*Prompt*
Skip every picture and transcribe the remaining material exactly.

(Dataset items)
◆ ◆ ◆ ◆

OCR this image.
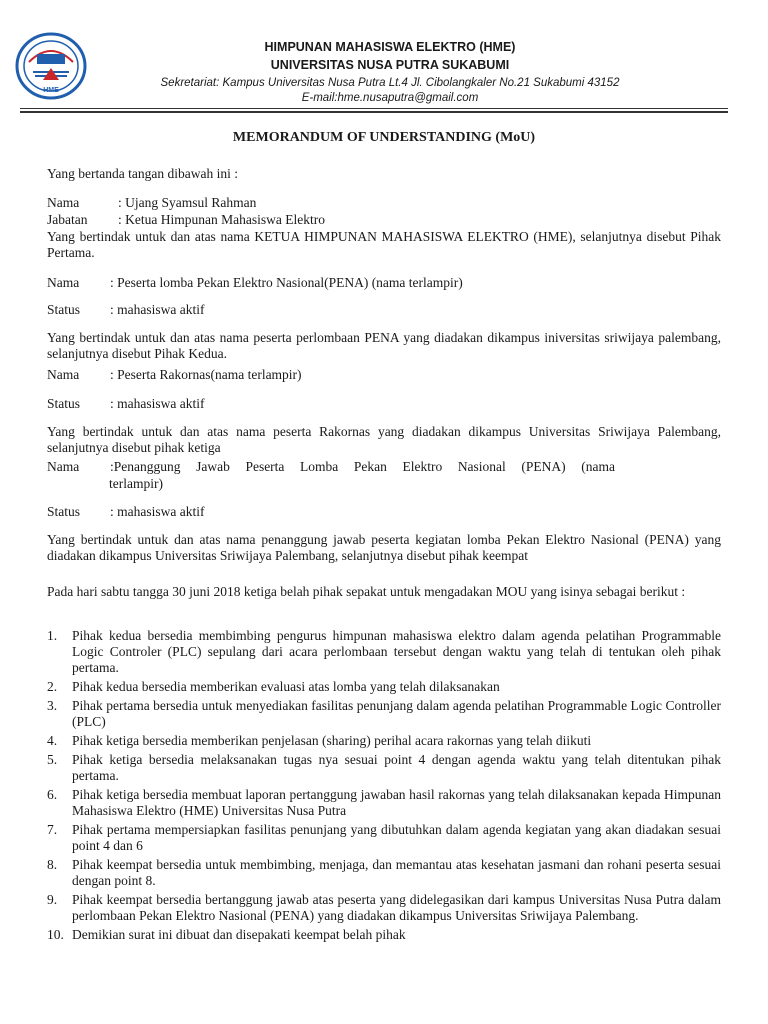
HME
HIMPUNAN MAHASISWA ELEKTRO (HME)
UNIVERSITAS NUSA PUTRA SUKABUMI
Sekretariat: Kampus Universitas Nusa Putra Lt.4 Jl. Cibolangkaler No.21 Sukabumi 43152
E-mail:hme.nusaputra@gmail.com
MEMORANDUM OF UNDERSTANDING (MoU)
Yang bertanda tangan dibawah ini :
Nama	: Ujang Syamsul Rahman
Jabatan : Ketua Himpunan Mahasiswa Elektro
Yang bertindak untuk dan atas nama KETUA HIMPUNAN MAHASISWA ELEKTRO (HME), selanjutnya disebut Pihak Pertama.
Nama : Peserta lomba Pekan Elektro Nasional(PENA) (nama terlampir)
Status : mahasiswa aktif
Yang bertindak untuk dan atas nama peserta perlombaan PENA yang diadakan dikampus iniversitas sriwijaya palembang, selanjutnya disebut Pihak Kedua.
Nama : Peserta Rakornas(nama terlampir)
Status : mahasiswa aktif
Yang bertindak untuk dan atas nama peserta Rakornas yang diadakan dikampus Universitas Sriwijaya Palembang, selanjutnya disebut pihak ketiga
Nama :Penanggung Jawab Peserta Lomba Pekan Elektro Nasional (PENA) (nama
terlampir)
Status : mahasiswa aktif
Yang bertindak untuk dan atas nama penanggung jawab peserta kegiatan lomba Pekan Elektro Nasional (PENA) yang diadakan dikampus Universitas Sriwijaya Palembang, selanjutnya disebut pihak keempat
Pada hari sabtu tangga 30 juni 2018 ketiga belah pihak sepakat untuk mengadakan MOU yang isinya sebagai berikut :
1. Pihak kedua bersedia membimbing pengurus himpunan mahasiswa elektro dalam agenda pelatihan Programmable Logic Controler (PLC) sepulang dari acara perlombaan tersebut dengan waktu yang telah di tentukan oleh pihak pertama.
2. Pihak kedua bersedia memberikan evaluasi atas lomba yang telah dilaksanakan
3. Pihak pertama bersedia untuk menyediakan fasilitas penunjang dalam agenda pelatihan Programmable Logic Controller (PLC)
4. Pihak ketiga bersedia memberikan penjelasan (sharing) perihal acara rakornas yang telah diikuti
5. Pihak ketiga bersedia melaksanakan tugas nya sesuai point 4 dengan agenda waktu yang telah ditentukan pihak pertama.
6. Pihak ketiga bersedia membuat laporan pertanggung jawaban hasil rakornas yang telah dilaksanakan kepada Himpunan Mahasiswa Elektro (HME) Universitas Nusa Putra
7. Pihak pertama mempersiapkan fasilitas penunjang yang dibutuhkan dalam agenda kegiatan yang akan diadakan sesuai point 4 dan 6
8. Pihak keempat bersedia untuk membimbing, menjaga, dan memantau atas kesehatan jasmani dan rohani peserta sesuai dengan point 8.
9. Pihak keempat bersedia bertanggung jawab atas peserta yang didelegasikan dari kampus Universitas Nusa Putra dalam perlombaan Pekan Elektro Nasional (PENA) yang diadakan dikampus Universitas Sriwijaya Palembang.
10. Demikian surat ini dibuat dan disepakati keempat belah pihak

◆ ◆ ◆ ◆

*Task answer*
OCR this image.
HME
HIMPUNAN MAHASISWA ELEKTRO (HME)
UNIVERSITAS NUSA PUTRA SUKABUMI
Sekretariat: Kampus Universitas Nusa Putra Lt.4 Jl. Cibolangkaler No.21 Sukabumi 43152
E-mail:hme.nusaputra@gmail.com
MEMORANDUM OF UNDERSTANDING (MoU)
Yang bertanda tangan dibawah ini :
Nama	: Ujang Syamsul Rahman
Jabatan : Ketua Himpunan Mahasiswa Elektro
Yang bertindak untuk dan atas nama KETUA HIMPUNAN MAHASISWA ELEKTRO (HME), selanjutnya disebut Pihak Pertama.
Nama : Peserta lomba Pekan Elektro Nasional(PENA) (nama terlampir)
Status : mahasiswa aktif
Yang bertindak untuk dan atas nama peserta perlombaan PENA yang diadakan dikampus iniversitas sriwijaya palembang, selanjutnya disebut Pihak Kedua.
Nama : Peserta Rakornas(nama terlampir)
Status : mahasiswa aktif
Yang bertindak untuk dan atas nama peserta Rakornas yang diadakan dikampus Universitas Sriwijaya Palembang, selanjutnya disebut pihak ketiga
Nama :Penanggung Jawab Peserta Lomba Pekan Elektro Nasional (PENA) (nama
terlampir)
Status : mahasiswa aktif
Yang bertindak untuk dan atas nama penanggung jawab peserta kegiatan lomba Pekan Elektro Nasional (PENA) yang diadakan dikampus Universitas Sriwijaya Palembang, selanjutnya disebut pihak keempat
Pada hari sabtu tangga 30 juni 2018 ketiga belah pihak sepakat untuk mengadakan MOU yang isinya sebagai berikut :
1. Pihak kedua bersedia membimbing pengurus himpunan mahasiswa elektro dalam agenda pelatihan Programmable Logic Controler (PLC) sepulang dari acara perlombaan tersebut dengan waktu yang telah di tentukan oleh pihak pertama.
2. Pihak kedua bersedia memberikan evaluasi atas lomba yang telah dilaksanakan
3. Pihak pertama bersedia untuk menyediakan fasilitas penunjang dalam agenda pelatihan Programmable Logic Controller (PLC)
4. Pihak ketiga bersedia memberikan penjelasan (sharing) perihal acara rakornas yang telah diikuti
5. Pihak ketiga bersedia melaksanakan tugas nya sesuai point 4 dengan agenda waktu yang telah ditentukan pihak pertama.
6. Pihak ketiga bersedia membuat laporan pertanggung jawaban hasil rakornas yang telah dilaksanakan kepada Himpunan Mahasiswa Elektro (HME) Universitas Nusa Putra
7. Pihak pertama mempersiapkan fasilitas penunjang yang dibutuhkan dalam agenda kegiatan yang akan diadakan sesuai point 4 dan 6
8. Pihak keempat bersedia untuk membimbing, menjaga, dan memantau atas kesehatan jasmani dan rohani peserta sesuai dengan point 8.
9. Pihak keempat bersedia bertanggung jawab atas peserta yang didelegasikan dari kampus Universitas Nusa Putra dalam perlombaan Pekan Elektro Nasional (PENA) yang diadakan dikampus Universitas Sriwijaya Palembang.
10. Demikian surat ini dibuat dan disepakati keempat belah pihak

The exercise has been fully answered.